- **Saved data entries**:
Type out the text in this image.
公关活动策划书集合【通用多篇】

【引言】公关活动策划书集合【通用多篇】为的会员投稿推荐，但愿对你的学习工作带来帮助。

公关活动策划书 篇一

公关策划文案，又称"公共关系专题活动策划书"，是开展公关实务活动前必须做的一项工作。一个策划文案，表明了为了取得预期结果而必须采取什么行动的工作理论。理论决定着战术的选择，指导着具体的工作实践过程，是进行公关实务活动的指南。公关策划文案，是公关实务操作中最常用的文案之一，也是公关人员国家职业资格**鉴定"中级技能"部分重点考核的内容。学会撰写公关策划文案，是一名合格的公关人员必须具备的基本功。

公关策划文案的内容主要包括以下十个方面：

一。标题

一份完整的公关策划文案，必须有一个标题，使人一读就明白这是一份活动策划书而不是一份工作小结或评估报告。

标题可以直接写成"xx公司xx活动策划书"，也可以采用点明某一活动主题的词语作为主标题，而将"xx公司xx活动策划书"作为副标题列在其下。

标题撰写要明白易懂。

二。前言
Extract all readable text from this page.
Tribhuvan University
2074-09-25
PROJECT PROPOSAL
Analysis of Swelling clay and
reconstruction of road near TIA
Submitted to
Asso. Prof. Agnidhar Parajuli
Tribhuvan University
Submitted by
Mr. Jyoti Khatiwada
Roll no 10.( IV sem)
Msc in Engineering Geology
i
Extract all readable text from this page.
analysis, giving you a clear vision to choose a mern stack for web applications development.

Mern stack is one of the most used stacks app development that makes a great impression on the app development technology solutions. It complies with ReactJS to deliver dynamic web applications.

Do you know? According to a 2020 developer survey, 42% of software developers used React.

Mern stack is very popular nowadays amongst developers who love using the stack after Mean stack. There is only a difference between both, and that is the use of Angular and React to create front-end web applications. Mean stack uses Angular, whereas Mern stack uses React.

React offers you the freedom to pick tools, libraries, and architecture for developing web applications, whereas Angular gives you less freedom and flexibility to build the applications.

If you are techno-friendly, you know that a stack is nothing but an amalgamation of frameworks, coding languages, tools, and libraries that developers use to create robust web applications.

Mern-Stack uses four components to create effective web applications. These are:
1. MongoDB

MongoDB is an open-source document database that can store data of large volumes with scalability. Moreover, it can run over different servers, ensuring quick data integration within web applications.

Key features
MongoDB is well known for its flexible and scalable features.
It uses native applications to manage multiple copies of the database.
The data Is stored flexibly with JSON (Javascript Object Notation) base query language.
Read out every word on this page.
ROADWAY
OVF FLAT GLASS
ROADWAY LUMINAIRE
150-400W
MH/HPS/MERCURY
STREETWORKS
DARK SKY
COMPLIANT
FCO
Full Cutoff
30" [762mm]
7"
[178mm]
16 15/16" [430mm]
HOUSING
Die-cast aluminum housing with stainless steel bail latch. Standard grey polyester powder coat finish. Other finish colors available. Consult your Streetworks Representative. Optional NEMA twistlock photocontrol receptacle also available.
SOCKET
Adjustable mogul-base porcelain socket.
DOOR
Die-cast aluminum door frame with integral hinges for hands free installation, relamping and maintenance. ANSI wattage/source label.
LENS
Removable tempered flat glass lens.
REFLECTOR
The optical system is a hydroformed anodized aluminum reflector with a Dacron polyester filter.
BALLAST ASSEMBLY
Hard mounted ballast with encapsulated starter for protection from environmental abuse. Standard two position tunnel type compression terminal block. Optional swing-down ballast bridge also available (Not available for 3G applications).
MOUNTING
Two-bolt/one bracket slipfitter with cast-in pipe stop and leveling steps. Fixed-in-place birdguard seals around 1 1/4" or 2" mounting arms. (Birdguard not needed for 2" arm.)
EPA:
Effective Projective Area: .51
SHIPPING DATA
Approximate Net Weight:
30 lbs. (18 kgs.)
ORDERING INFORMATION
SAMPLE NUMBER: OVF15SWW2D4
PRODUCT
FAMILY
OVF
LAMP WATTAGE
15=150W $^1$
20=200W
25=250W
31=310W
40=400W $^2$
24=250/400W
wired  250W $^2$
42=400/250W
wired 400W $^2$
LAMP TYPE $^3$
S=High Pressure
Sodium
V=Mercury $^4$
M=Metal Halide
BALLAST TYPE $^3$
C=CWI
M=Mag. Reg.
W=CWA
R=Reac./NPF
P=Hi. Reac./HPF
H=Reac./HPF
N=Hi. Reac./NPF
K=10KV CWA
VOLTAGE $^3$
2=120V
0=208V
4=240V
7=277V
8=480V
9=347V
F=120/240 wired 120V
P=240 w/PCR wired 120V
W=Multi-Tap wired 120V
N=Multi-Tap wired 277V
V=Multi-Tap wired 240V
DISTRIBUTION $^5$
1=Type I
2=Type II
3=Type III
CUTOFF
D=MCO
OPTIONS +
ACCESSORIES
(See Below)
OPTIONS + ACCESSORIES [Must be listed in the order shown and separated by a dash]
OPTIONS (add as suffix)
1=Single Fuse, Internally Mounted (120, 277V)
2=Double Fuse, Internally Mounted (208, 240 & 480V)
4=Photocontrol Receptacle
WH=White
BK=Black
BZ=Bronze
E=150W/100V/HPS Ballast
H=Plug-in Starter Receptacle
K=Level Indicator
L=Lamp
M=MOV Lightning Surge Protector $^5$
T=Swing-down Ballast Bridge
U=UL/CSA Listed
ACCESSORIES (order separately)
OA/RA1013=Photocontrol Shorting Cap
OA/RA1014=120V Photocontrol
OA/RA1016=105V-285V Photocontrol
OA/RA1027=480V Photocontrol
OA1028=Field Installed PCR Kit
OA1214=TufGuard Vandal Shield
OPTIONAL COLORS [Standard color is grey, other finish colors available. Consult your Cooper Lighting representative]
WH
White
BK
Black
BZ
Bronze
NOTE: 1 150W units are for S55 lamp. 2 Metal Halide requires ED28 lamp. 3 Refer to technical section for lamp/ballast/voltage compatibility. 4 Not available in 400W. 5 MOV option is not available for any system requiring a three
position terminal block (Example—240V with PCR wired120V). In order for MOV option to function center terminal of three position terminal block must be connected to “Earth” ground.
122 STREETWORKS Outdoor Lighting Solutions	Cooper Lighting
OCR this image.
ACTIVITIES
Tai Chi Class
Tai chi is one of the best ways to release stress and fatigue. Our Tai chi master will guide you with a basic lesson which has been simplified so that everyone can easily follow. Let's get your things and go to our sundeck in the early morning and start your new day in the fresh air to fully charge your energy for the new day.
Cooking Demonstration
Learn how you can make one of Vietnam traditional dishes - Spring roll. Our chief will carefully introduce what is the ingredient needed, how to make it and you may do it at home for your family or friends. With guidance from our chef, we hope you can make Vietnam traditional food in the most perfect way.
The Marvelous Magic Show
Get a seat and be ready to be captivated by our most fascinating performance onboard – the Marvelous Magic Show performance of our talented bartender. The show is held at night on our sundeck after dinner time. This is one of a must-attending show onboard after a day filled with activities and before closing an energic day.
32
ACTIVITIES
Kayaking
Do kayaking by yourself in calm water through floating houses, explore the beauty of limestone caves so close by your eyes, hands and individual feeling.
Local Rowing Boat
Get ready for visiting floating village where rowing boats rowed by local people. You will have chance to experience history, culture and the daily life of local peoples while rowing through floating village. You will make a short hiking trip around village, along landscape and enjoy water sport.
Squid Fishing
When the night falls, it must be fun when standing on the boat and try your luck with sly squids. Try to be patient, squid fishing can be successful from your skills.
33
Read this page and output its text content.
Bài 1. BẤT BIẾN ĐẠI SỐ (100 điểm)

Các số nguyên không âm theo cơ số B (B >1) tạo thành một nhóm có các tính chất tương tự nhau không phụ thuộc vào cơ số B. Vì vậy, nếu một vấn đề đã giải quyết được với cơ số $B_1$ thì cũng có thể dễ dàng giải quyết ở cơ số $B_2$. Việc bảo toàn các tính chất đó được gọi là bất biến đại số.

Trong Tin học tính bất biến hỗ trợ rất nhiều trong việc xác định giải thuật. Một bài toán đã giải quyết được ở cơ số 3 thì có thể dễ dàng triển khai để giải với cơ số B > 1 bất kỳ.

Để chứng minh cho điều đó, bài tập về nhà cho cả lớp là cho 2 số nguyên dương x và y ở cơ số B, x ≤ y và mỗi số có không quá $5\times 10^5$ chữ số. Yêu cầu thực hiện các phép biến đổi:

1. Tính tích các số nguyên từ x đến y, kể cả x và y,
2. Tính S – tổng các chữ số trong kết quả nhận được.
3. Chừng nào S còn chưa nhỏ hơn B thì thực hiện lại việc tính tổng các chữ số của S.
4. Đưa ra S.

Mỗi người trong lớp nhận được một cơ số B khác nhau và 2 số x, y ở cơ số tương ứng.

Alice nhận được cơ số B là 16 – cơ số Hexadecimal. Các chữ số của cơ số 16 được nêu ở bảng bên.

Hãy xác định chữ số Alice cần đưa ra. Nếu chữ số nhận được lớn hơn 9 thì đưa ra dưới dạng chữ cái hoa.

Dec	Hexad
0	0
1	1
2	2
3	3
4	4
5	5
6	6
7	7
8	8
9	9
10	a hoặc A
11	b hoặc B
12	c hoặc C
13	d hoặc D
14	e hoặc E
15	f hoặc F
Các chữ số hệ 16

- **PROBLEM DETAILS**: Where does the word "image" appear in the listing? List each line that holds it.

- **COMPLETE RESPONSE**:
Type out the text in this image.
OCR this image.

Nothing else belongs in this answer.